→ **To be done**:
All lines in which the word "data" occurs are to be extracted.

::::::::::

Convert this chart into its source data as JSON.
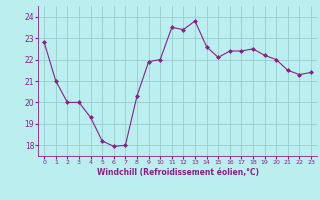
{
  "x": [
    0,
    1,
    2,
    3,
    4,
    5,
    6,
    7,
    8,
    9,
    10,
    11,
    12,
    13,
    14,
    15,
    16,
    17,
    18,
    19,
    20,
    21,
    22,
    23
  ],
  "y": [
    22.8,
    21.0,
    20.0,
    20.0,
    19.3,
    18.2,
    17.95,
    18.0,
    20.3,
    21.9,
    22.0,
    23.5,
    23.4,
    23.8,
    22.6,
    22.1,
    22.4,
    22.4,
    22.5,
    22.2,
    22.0,
    21.5,
    21.3,
    21.4
  ],
  "line_color": "#882288",
  "marker": "D",
  "marker_size": 2.0,
  "bg_color": "#bbeeee",
  "grid_color": "#99cccc",
  "xlabel": "Windchill (Refroidissement éolien,°C)",
  "xlabel_color": "#882288",
  "tick_color": "#882288",
  "ylim": [
    17.5,
    24.5
  ],
  "xlim": [
    -0.5,
    23.5
  ],
  "yticks": [
    18,
    19,
    20,
    21,
    22,
    23,
    24
  ],
  "xticks": [
    0,
    1,
    2,
    3,
    4,
    5,
    6,
    7,
    8,
    9,
    10,
    11,
    12,
    13,
    14,
    15,
    16,
    17,
    18,
    19,
    20,
    21,
    22,
    23
  ]
}
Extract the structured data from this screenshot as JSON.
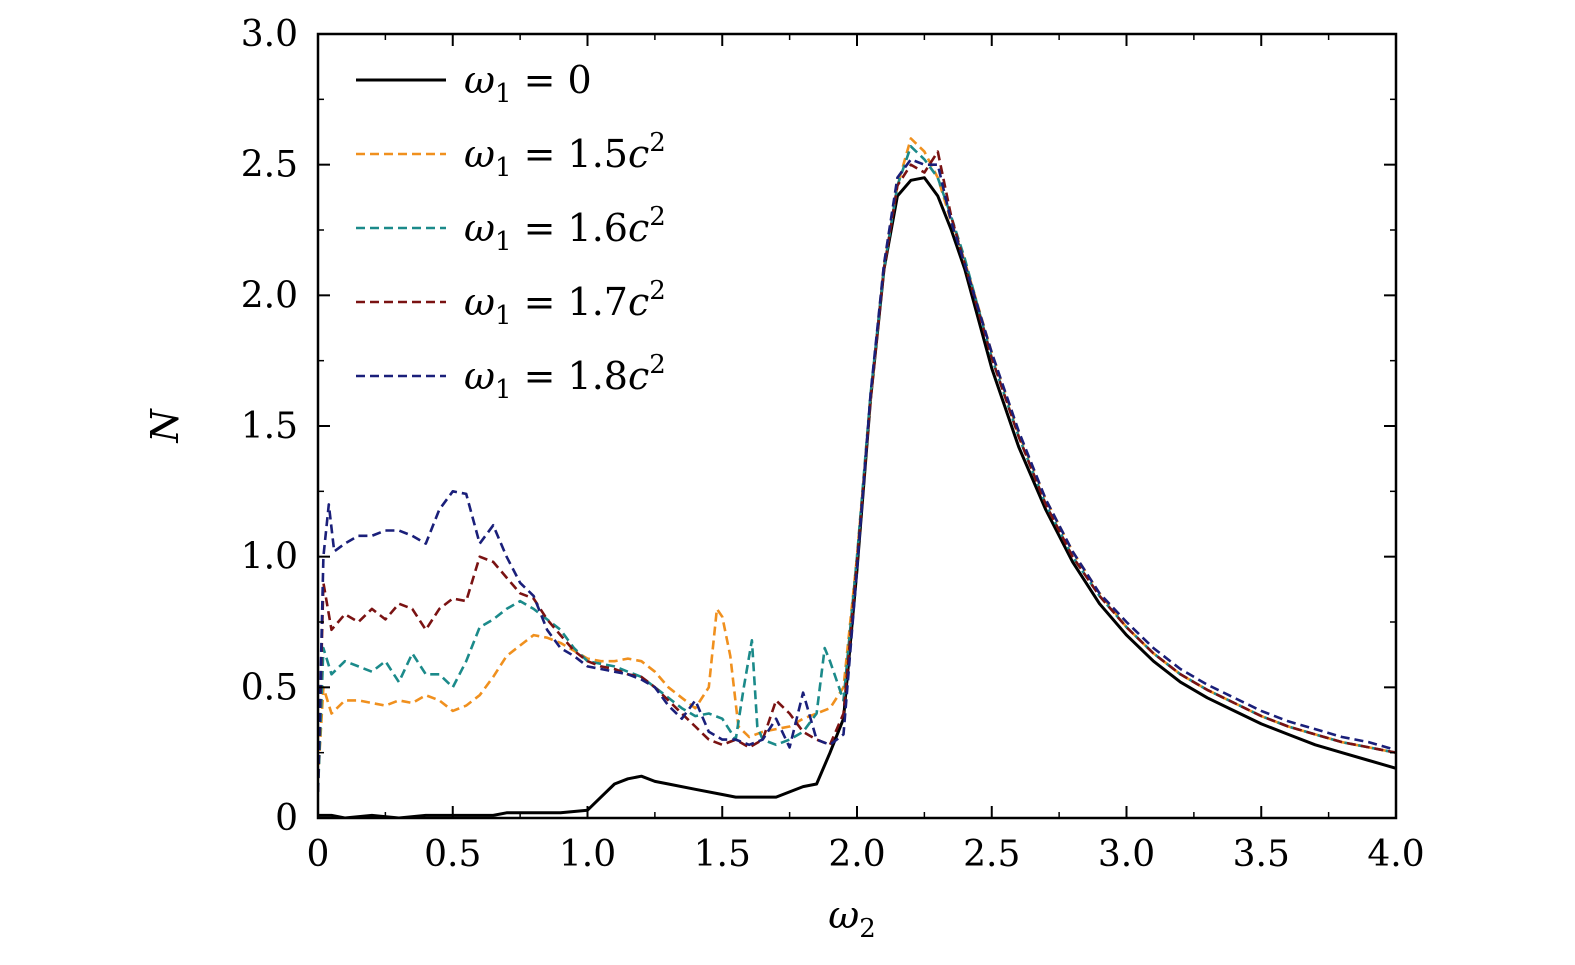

::::::::::

→ **Problem solution**:
Convert this chart into its source data as JSON.
Extract the structured data from this screenshot as JSON.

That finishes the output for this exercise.